§ DATA EXTRACT
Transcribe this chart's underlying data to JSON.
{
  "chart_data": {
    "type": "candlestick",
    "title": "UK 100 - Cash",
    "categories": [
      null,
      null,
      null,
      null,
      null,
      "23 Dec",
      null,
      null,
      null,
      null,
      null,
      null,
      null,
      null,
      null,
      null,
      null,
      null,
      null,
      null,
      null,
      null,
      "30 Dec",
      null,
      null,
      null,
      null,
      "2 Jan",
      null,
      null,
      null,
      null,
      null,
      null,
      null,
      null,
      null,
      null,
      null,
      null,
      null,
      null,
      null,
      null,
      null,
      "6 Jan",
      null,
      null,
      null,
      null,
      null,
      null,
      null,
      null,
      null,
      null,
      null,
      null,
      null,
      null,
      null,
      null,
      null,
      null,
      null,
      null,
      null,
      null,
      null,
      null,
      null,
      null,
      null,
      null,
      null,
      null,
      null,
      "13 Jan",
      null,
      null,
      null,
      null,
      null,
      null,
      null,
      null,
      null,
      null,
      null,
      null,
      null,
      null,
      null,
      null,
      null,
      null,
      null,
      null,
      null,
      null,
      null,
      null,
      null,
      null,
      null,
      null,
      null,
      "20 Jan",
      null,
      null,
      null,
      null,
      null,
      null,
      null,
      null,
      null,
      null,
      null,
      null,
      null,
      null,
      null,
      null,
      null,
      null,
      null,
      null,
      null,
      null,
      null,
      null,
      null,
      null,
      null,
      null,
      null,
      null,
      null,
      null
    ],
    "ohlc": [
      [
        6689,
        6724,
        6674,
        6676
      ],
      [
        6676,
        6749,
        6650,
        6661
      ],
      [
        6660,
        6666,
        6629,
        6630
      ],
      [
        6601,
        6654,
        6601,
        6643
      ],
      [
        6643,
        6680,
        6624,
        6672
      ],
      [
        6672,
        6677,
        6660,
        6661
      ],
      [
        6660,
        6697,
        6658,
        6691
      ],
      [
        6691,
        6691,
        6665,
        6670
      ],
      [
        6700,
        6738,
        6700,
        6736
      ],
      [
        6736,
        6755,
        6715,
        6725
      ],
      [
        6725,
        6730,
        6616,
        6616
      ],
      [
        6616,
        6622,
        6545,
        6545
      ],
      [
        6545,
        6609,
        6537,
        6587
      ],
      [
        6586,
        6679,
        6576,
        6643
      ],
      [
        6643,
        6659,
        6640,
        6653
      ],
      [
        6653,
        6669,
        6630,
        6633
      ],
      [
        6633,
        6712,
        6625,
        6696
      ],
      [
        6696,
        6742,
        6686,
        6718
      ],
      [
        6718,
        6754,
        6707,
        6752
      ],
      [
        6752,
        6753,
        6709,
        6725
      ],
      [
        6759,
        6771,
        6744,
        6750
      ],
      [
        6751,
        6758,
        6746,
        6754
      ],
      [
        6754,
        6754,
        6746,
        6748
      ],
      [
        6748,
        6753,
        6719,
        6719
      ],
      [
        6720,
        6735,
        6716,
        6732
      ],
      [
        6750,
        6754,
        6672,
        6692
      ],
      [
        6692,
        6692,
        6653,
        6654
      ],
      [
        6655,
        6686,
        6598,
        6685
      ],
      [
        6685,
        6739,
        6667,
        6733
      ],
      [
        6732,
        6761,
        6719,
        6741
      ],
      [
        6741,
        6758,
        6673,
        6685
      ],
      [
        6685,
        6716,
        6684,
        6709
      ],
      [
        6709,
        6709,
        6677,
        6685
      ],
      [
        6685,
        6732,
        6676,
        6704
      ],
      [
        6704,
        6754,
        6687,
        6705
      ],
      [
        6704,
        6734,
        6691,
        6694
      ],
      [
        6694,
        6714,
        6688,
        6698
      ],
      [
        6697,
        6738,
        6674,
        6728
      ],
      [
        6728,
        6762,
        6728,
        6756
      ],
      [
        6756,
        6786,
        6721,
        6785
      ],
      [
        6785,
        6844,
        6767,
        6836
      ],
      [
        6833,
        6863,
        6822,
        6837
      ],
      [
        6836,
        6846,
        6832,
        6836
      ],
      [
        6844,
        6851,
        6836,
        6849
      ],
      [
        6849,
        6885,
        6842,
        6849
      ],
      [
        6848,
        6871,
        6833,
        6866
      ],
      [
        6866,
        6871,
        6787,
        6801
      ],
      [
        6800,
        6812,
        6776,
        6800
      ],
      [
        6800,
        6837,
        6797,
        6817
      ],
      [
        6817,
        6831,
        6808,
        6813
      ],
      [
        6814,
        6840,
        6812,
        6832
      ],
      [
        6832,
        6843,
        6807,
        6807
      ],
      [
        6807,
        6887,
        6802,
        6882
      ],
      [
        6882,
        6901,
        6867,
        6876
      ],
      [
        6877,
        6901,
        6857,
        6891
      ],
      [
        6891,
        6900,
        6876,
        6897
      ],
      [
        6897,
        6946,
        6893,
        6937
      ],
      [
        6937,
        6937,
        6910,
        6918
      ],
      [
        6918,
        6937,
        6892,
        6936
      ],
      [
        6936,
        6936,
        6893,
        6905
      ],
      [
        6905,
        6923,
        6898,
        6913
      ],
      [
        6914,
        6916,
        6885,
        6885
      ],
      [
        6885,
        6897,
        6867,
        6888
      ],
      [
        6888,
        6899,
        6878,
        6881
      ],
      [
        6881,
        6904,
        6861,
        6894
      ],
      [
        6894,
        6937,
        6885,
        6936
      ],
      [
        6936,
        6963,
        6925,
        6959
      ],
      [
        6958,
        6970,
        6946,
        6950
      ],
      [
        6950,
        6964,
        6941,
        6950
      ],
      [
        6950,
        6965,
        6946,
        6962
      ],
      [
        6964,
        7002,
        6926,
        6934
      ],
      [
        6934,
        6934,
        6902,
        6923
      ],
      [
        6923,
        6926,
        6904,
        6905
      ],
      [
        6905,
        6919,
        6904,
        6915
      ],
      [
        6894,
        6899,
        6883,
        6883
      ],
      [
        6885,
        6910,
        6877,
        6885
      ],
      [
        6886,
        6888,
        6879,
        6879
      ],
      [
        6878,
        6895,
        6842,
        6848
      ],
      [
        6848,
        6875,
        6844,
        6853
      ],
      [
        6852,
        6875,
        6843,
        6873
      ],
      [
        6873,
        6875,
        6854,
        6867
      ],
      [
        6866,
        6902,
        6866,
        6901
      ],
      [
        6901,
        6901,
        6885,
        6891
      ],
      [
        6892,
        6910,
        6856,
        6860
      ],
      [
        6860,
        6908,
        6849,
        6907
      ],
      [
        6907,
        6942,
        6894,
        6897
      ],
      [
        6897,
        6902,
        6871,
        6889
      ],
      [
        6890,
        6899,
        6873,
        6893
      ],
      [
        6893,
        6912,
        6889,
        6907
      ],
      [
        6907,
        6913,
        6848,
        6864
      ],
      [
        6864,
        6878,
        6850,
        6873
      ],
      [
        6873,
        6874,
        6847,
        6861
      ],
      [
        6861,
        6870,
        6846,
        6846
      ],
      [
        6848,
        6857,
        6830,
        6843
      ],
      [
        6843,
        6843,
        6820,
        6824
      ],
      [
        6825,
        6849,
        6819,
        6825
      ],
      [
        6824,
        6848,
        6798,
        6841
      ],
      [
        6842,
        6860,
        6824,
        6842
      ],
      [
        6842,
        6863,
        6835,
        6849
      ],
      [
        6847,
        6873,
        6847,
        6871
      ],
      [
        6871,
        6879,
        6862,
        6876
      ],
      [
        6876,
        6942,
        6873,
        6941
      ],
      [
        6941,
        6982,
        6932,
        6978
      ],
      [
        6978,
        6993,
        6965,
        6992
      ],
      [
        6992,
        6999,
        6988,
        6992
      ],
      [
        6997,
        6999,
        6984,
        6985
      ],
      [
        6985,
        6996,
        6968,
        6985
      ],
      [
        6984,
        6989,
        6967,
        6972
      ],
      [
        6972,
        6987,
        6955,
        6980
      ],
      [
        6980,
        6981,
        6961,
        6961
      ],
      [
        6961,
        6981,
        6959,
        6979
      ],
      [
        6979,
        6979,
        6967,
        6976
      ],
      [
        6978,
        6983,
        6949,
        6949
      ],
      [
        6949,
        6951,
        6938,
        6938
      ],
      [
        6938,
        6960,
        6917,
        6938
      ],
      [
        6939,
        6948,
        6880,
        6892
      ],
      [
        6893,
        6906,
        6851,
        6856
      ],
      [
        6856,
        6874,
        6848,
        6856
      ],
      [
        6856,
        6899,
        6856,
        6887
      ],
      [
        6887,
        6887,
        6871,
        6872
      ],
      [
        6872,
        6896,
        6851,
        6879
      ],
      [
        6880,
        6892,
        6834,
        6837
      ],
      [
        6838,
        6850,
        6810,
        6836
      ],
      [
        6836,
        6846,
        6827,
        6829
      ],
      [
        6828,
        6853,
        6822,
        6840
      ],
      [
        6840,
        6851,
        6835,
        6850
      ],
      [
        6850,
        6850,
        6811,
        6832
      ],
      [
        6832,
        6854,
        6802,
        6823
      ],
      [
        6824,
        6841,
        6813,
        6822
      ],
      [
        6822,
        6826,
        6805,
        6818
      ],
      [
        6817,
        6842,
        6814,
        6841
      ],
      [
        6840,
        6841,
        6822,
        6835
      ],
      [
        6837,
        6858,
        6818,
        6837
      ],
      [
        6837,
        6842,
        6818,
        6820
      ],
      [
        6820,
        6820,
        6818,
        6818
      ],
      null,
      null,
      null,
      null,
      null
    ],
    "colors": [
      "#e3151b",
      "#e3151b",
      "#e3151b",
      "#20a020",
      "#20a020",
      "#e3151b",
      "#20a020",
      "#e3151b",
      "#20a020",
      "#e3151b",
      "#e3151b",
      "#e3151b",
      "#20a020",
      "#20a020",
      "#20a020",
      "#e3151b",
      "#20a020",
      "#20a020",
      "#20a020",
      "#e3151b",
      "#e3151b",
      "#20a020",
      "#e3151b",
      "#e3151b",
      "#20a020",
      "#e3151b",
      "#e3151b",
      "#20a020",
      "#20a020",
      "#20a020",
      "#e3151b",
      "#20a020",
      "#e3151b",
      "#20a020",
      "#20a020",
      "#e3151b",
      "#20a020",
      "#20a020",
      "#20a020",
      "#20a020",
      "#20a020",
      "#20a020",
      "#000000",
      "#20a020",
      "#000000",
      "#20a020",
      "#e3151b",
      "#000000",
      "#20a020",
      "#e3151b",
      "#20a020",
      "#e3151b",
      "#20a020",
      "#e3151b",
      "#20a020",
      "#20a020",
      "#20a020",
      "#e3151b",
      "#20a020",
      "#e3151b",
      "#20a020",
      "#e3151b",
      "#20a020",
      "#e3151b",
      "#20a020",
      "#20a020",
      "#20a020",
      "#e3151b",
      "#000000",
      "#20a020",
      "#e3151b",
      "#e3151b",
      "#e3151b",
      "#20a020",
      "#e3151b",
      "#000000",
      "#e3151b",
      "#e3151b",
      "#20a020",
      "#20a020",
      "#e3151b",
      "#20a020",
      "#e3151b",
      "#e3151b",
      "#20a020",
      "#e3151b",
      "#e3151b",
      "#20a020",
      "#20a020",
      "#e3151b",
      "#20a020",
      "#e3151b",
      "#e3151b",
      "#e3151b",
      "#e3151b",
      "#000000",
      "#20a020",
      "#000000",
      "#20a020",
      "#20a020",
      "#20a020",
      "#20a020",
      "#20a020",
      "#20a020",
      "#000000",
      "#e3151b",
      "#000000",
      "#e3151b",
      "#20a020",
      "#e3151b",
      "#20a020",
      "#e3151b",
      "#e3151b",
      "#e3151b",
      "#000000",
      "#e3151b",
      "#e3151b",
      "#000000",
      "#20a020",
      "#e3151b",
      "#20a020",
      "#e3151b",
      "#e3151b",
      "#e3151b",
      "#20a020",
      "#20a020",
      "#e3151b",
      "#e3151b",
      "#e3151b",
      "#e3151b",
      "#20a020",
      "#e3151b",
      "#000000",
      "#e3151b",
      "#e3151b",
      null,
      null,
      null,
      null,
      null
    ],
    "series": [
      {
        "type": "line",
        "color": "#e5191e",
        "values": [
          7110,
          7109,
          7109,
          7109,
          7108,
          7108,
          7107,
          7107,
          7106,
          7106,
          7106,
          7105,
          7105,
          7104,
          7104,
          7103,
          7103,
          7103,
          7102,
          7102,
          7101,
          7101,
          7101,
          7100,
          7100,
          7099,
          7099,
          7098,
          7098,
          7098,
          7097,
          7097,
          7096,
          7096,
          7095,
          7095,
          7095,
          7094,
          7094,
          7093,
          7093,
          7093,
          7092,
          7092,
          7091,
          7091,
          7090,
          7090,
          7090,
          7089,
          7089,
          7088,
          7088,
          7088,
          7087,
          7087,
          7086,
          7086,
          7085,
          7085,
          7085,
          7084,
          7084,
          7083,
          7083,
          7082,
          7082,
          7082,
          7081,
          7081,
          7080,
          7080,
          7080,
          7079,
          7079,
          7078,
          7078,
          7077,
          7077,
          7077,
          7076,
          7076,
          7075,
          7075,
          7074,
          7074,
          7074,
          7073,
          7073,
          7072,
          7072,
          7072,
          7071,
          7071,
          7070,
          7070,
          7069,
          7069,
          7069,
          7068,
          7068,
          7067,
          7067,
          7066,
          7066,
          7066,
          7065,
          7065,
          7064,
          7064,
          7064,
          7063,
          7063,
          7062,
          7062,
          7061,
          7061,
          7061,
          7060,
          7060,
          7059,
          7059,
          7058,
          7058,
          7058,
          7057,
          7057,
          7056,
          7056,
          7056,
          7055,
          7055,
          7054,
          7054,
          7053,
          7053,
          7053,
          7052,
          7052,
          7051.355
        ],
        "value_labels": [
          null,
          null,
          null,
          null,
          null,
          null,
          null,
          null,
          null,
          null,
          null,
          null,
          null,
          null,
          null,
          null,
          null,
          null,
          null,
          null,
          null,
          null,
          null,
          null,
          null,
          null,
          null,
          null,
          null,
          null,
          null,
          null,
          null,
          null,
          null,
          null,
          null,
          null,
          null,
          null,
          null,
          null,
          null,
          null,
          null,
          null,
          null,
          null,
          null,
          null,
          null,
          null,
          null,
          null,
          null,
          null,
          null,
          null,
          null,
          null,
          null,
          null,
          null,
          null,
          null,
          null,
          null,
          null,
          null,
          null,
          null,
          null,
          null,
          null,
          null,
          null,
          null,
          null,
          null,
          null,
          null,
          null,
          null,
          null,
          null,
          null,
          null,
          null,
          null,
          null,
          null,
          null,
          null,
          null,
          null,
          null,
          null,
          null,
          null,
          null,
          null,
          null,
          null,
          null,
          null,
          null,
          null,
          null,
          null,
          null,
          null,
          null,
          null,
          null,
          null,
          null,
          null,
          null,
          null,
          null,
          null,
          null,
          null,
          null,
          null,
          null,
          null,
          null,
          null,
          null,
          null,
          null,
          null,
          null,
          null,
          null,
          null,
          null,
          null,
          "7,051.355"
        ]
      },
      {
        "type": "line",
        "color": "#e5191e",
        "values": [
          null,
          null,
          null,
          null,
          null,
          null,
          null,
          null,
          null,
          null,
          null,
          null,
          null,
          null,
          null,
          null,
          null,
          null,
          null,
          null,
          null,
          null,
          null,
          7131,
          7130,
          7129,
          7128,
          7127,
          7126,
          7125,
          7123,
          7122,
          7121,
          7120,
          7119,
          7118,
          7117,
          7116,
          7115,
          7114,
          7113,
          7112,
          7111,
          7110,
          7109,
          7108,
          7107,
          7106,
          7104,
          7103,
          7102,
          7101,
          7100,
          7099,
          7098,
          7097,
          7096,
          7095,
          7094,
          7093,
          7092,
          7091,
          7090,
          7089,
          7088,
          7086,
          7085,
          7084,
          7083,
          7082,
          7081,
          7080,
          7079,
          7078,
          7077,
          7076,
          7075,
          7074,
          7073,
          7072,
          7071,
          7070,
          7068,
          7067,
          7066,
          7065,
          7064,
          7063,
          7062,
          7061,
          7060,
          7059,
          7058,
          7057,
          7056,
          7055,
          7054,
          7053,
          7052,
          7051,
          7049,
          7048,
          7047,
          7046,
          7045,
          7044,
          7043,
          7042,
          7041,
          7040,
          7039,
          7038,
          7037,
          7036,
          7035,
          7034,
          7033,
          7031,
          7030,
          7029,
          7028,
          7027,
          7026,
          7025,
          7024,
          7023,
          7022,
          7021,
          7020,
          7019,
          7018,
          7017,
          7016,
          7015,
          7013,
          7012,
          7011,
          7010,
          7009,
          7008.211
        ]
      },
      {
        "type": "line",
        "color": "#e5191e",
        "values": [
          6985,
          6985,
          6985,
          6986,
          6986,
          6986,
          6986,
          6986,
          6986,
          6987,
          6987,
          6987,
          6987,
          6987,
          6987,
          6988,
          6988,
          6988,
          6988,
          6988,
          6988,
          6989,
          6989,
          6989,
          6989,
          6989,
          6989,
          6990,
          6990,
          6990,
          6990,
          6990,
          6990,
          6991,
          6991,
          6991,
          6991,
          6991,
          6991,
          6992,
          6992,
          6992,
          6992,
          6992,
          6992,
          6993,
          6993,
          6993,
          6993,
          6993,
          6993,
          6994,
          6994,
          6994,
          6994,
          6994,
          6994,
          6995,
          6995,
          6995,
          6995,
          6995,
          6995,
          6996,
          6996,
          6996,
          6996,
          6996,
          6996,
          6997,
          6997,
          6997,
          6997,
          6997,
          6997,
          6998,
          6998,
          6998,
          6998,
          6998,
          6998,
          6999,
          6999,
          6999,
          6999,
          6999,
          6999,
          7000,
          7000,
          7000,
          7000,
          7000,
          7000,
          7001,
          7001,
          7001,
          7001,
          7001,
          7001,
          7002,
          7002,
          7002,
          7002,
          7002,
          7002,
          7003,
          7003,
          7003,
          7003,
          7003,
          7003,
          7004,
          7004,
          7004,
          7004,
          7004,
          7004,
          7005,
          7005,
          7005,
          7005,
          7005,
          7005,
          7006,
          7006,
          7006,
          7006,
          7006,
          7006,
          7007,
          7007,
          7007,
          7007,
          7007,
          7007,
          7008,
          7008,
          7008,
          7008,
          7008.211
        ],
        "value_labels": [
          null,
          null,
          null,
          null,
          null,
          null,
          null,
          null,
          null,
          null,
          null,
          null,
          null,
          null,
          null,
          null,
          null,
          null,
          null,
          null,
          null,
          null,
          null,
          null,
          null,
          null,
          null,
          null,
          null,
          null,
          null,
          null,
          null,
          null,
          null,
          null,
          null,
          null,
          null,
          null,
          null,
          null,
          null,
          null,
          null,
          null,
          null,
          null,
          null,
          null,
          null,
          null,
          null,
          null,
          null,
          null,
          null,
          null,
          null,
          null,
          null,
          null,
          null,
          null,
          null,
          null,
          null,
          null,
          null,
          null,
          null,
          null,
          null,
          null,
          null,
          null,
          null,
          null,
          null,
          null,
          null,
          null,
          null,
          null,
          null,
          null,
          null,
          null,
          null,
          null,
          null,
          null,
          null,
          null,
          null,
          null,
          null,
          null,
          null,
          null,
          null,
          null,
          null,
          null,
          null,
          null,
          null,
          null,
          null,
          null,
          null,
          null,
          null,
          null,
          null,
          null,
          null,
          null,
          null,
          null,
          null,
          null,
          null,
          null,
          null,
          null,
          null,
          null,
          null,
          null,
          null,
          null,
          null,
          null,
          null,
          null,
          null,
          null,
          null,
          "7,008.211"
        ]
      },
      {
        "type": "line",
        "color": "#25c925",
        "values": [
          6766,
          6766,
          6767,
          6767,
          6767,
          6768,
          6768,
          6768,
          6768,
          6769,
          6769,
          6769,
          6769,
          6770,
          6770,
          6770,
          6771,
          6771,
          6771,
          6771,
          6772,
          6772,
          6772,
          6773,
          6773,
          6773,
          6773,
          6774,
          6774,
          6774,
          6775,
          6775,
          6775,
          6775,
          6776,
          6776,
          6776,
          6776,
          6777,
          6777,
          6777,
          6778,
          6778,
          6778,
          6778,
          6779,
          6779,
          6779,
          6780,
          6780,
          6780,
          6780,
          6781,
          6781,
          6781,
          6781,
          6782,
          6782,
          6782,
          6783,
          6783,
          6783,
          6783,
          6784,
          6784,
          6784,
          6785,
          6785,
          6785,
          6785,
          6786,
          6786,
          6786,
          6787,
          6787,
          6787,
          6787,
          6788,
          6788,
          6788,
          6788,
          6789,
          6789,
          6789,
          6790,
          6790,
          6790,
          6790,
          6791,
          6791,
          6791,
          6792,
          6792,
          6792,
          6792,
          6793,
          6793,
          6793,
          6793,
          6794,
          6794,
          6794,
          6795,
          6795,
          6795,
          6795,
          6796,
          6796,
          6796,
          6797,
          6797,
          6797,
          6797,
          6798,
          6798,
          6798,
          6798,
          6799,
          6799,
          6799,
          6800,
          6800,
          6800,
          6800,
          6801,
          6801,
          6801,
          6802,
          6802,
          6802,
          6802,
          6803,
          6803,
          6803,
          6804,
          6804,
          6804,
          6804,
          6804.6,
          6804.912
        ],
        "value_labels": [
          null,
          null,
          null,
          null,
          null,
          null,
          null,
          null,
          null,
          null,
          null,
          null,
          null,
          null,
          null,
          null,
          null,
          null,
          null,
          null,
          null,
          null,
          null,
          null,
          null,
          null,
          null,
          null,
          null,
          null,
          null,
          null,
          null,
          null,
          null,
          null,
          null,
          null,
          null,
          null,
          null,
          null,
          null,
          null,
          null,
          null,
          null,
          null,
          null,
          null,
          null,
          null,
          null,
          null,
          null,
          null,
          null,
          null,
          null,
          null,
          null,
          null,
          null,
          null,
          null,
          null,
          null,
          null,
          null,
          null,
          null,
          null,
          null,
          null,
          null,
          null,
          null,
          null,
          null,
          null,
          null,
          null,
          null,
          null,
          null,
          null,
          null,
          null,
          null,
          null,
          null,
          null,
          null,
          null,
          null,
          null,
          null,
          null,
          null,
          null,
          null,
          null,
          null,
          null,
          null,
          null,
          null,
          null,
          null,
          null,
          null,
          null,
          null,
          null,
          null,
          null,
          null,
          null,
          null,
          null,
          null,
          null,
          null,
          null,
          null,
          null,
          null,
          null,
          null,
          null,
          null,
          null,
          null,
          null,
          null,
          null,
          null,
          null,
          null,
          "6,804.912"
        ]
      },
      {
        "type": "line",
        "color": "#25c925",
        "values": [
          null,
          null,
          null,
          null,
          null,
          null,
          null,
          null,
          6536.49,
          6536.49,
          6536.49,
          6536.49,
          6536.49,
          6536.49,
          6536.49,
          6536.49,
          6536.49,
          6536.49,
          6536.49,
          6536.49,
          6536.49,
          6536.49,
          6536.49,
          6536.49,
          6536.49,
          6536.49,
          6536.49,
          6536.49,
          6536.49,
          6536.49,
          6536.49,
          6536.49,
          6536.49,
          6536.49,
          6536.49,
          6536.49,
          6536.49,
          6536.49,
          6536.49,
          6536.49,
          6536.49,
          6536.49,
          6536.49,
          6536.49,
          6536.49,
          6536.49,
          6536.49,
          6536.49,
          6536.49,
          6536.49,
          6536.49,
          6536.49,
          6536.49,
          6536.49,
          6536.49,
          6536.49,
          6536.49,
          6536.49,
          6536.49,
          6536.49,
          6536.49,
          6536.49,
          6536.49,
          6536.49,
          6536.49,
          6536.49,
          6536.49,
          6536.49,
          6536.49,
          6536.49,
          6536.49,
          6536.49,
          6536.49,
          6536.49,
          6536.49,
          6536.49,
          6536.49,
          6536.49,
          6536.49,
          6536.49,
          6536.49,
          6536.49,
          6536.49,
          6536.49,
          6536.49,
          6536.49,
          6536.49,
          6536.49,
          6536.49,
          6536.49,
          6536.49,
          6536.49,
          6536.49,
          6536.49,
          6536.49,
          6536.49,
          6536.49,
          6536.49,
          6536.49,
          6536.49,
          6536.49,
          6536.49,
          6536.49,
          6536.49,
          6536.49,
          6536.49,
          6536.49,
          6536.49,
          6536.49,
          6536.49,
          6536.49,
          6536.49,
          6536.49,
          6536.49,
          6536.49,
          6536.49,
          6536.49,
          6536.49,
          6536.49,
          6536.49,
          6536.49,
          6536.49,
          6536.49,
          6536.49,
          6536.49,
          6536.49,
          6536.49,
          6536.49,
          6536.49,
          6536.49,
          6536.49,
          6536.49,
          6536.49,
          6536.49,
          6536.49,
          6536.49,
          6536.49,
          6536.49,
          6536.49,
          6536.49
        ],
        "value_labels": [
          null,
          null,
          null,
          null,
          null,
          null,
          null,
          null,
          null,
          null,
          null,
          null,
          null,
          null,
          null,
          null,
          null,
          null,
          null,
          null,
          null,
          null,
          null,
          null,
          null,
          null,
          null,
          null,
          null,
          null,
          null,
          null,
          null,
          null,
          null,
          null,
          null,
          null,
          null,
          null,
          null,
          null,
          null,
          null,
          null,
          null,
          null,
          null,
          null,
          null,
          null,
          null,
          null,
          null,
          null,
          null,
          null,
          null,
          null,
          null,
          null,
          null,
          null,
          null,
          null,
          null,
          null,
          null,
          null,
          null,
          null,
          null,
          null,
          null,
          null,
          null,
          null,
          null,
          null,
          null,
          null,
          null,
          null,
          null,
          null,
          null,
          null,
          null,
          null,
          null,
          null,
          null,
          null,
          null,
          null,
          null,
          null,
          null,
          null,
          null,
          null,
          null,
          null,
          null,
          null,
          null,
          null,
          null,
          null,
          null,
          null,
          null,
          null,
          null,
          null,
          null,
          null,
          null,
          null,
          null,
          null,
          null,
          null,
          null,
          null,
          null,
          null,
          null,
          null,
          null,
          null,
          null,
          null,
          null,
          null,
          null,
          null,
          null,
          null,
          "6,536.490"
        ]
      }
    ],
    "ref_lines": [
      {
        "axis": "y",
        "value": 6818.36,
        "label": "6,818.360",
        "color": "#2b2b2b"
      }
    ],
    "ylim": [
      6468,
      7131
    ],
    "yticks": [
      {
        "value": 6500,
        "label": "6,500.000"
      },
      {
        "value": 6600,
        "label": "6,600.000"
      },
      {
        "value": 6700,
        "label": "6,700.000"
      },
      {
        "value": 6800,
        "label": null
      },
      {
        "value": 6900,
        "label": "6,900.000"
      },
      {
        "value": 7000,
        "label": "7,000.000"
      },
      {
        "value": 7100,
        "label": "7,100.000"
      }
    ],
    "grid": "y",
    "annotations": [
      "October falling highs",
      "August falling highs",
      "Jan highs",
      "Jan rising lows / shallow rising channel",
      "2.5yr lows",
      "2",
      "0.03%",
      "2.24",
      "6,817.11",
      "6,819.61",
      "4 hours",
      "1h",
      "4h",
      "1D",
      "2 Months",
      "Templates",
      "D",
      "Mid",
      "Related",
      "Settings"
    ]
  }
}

§ WRITTEN REQUEST
From the data, pick out every line that includes "highs".

§ CORRECT RESPONSE
      "October falling highs",
      "August falling highs",
      "Jan highs",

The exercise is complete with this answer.